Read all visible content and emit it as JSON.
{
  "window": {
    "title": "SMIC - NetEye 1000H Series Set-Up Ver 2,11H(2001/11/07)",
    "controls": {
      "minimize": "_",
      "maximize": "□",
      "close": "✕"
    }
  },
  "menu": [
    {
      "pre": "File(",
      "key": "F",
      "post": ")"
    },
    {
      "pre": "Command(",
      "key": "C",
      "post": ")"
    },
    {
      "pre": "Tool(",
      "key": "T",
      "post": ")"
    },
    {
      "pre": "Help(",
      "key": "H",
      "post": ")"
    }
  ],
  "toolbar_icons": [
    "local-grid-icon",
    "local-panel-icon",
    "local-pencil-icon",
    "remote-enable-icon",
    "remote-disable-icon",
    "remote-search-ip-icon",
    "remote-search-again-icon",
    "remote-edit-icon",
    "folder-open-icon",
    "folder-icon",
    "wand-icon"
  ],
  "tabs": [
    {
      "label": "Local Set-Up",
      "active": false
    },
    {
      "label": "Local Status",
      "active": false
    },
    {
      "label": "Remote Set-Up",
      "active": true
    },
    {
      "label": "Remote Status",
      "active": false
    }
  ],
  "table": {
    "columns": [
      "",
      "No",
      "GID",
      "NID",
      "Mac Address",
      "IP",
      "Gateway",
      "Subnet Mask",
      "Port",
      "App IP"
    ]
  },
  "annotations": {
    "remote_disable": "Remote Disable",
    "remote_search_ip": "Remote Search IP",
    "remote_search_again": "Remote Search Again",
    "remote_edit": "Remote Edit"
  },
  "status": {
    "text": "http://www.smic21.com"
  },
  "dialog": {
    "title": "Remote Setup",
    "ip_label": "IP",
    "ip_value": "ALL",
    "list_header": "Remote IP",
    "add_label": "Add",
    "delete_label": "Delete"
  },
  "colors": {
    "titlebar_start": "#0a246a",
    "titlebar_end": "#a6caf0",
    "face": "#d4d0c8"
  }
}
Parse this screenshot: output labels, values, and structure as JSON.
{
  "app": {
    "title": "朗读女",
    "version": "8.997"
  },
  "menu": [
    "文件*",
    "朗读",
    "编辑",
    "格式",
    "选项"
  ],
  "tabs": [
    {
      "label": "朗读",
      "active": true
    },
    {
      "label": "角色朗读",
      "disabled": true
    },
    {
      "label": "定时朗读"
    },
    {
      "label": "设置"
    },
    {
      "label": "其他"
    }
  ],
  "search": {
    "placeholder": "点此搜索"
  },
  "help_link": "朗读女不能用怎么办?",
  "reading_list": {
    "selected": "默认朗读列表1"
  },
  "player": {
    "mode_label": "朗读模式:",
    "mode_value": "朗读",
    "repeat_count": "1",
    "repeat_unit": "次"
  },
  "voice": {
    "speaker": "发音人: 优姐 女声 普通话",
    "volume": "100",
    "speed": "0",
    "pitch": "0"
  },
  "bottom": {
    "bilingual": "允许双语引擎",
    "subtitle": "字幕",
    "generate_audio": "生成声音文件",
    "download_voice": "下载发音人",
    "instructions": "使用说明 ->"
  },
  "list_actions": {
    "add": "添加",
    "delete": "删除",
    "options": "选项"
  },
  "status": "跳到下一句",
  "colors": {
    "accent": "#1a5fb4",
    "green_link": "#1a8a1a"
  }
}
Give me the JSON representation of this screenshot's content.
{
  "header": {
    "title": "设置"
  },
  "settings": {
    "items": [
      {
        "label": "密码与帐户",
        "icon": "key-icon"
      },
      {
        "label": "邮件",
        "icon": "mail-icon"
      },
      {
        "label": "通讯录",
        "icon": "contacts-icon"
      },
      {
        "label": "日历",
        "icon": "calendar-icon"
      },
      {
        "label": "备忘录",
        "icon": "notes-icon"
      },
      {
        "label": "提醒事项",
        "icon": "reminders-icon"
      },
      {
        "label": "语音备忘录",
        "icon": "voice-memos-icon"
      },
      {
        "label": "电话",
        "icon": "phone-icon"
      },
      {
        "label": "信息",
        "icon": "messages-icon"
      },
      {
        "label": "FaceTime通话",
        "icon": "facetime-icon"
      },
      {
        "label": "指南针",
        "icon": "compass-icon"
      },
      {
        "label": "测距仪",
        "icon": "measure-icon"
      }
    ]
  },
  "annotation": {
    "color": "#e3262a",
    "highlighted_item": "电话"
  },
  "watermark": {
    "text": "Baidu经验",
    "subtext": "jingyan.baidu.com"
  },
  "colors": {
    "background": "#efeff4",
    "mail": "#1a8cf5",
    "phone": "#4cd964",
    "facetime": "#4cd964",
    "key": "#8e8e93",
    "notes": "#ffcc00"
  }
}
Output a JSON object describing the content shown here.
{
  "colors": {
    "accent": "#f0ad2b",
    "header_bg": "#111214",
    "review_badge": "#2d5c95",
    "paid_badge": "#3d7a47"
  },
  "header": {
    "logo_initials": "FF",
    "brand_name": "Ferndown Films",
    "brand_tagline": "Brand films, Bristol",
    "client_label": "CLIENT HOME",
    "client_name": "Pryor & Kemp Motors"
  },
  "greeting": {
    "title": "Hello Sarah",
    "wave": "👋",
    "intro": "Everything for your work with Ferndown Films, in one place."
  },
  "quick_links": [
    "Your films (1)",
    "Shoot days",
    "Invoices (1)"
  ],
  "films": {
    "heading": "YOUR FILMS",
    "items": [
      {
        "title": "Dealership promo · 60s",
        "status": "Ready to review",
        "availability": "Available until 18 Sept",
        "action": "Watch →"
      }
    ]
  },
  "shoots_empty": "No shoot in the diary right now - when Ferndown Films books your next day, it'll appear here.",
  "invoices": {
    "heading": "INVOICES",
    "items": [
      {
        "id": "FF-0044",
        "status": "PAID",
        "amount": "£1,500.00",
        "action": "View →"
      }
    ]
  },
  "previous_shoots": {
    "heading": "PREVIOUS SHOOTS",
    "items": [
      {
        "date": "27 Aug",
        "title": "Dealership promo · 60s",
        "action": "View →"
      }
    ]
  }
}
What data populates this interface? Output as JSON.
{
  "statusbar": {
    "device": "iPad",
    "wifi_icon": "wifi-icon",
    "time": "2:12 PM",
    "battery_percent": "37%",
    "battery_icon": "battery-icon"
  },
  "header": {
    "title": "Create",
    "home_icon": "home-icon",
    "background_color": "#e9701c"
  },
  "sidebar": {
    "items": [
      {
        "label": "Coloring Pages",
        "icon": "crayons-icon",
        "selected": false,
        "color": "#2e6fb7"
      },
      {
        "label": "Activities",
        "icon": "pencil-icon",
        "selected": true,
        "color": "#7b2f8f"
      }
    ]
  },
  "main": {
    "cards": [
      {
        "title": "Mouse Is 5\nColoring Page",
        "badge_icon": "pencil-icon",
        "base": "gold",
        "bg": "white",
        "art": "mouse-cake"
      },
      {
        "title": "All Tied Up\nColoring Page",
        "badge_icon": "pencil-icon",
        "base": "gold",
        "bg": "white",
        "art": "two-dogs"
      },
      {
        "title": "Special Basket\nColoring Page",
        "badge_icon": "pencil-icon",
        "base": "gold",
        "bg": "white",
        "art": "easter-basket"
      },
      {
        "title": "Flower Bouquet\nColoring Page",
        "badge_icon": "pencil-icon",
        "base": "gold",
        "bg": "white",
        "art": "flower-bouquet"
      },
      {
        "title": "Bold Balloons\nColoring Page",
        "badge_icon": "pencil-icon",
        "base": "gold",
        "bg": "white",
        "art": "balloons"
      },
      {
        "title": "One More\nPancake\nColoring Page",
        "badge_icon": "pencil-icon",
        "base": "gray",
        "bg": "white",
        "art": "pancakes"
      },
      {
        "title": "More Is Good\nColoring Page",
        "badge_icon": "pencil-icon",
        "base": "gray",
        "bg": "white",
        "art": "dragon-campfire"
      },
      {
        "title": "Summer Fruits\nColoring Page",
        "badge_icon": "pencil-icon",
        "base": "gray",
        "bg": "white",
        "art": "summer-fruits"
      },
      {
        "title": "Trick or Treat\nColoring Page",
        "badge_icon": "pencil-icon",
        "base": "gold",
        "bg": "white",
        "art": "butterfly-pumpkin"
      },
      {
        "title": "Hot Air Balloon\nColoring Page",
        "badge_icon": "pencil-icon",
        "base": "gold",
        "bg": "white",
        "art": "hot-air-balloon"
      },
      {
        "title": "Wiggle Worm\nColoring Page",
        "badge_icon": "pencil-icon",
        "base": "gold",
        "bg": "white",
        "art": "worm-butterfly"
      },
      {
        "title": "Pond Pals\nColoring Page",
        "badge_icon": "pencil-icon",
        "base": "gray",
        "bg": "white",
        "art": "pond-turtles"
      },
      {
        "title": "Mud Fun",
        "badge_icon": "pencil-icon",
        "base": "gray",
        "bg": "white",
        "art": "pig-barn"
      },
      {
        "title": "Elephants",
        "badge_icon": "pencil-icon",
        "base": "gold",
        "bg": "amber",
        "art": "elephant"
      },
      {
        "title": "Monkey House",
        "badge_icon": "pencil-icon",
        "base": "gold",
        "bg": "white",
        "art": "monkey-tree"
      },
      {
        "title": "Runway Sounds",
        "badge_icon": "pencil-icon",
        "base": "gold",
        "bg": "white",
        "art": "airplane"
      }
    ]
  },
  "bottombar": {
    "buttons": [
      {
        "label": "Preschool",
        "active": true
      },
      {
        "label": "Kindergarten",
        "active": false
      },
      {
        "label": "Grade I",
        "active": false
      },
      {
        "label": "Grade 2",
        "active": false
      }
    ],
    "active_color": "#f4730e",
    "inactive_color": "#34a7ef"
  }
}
..............................
**GIVEN TASK:**
Which lines hold the word "true"? Copy every one of them.

**CORRECT OUTPUT:**
      "active": true
      "active": true
      "disabled": true
        "selected": true,
        "active": true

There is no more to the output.